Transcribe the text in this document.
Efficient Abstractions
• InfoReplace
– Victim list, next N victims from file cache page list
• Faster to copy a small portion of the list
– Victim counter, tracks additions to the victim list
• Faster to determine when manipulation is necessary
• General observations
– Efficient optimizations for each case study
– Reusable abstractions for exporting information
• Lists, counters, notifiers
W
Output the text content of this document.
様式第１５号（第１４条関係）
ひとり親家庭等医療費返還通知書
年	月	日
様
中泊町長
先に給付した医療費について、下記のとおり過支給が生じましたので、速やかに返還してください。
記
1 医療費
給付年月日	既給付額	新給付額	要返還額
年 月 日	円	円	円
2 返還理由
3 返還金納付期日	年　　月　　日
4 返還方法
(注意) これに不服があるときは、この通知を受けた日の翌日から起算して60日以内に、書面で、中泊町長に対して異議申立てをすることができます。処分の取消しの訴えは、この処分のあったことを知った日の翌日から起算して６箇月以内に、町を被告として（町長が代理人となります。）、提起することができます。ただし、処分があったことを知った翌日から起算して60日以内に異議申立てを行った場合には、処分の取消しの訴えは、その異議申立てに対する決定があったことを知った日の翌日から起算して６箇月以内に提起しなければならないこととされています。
========================
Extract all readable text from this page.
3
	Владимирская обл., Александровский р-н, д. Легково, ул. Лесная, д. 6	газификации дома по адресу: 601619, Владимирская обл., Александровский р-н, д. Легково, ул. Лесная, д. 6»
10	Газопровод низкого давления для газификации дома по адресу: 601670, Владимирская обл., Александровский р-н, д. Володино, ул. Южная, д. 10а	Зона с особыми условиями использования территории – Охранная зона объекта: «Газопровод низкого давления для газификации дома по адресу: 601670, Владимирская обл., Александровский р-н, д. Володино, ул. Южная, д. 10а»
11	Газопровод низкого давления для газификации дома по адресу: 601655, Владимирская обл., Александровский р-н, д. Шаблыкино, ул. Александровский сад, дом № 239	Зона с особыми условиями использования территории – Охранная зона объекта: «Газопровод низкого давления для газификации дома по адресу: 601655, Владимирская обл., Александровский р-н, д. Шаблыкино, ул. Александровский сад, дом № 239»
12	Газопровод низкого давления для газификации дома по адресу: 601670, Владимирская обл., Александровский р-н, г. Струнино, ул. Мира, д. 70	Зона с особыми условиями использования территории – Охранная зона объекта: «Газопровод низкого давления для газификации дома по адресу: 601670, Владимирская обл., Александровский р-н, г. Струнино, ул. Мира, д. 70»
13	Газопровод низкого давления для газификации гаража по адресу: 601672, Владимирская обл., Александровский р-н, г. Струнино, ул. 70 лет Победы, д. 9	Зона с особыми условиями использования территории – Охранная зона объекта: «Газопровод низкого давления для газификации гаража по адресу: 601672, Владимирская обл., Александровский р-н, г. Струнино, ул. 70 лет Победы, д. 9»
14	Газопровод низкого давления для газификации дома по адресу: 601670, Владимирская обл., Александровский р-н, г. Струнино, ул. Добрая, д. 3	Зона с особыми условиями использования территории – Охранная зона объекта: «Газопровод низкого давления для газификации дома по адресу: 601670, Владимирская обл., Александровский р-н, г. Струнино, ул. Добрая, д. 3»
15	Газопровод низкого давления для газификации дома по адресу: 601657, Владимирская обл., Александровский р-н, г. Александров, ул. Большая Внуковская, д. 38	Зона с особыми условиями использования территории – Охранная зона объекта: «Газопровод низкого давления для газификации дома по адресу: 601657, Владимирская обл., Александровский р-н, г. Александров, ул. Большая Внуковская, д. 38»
========================
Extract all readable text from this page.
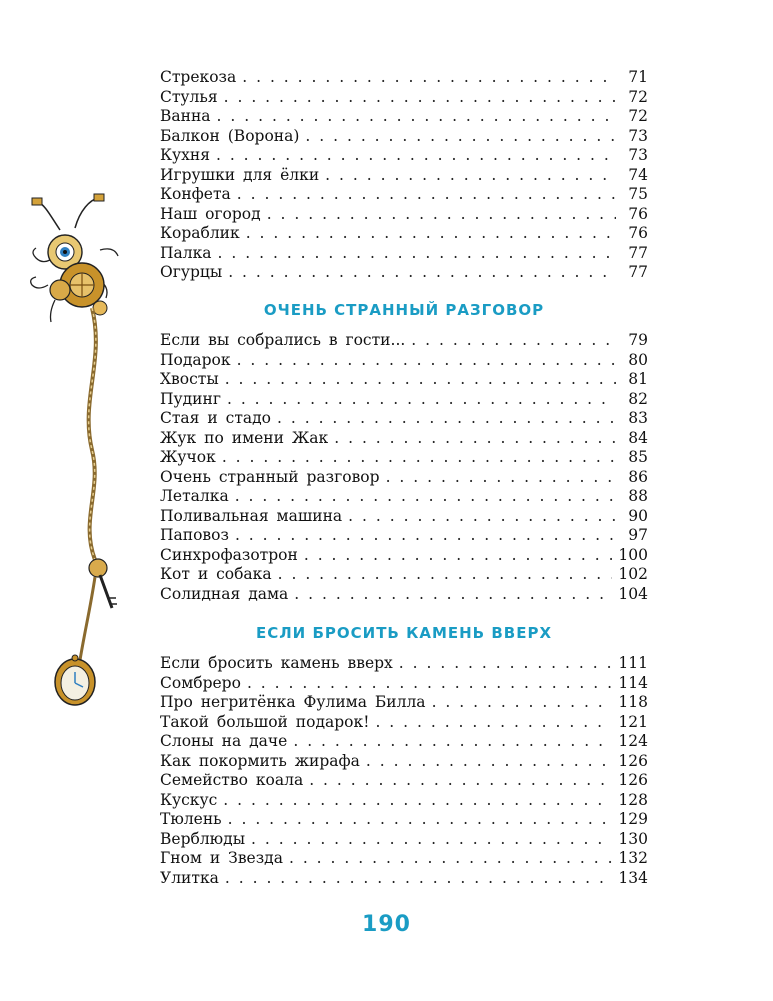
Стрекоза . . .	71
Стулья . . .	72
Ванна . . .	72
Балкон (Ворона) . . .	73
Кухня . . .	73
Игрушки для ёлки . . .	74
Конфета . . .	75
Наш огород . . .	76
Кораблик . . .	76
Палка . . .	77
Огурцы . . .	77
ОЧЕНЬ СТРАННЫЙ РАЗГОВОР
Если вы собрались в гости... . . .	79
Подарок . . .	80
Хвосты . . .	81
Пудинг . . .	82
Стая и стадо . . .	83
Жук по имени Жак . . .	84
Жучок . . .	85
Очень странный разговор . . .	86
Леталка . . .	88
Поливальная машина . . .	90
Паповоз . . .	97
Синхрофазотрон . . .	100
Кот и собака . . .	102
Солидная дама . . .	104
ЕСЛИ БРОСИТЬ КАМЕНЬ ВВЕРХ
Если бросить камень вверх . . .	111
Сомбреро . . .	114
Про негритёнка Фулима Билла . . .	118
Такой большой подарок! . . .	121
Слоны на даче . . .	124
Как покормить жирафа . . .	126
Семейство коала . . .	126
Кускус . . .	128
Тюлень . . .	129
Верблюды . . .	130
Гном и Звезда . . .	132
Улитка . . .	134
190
========================
• **Exercise task**
Look through the data above. Find each line with the string "this" and copy it.

• **Exercise output**
Transcribe the text in this document.
Output the text content of this document.
Extract all readable text from this page.
Extract all readable text from this page.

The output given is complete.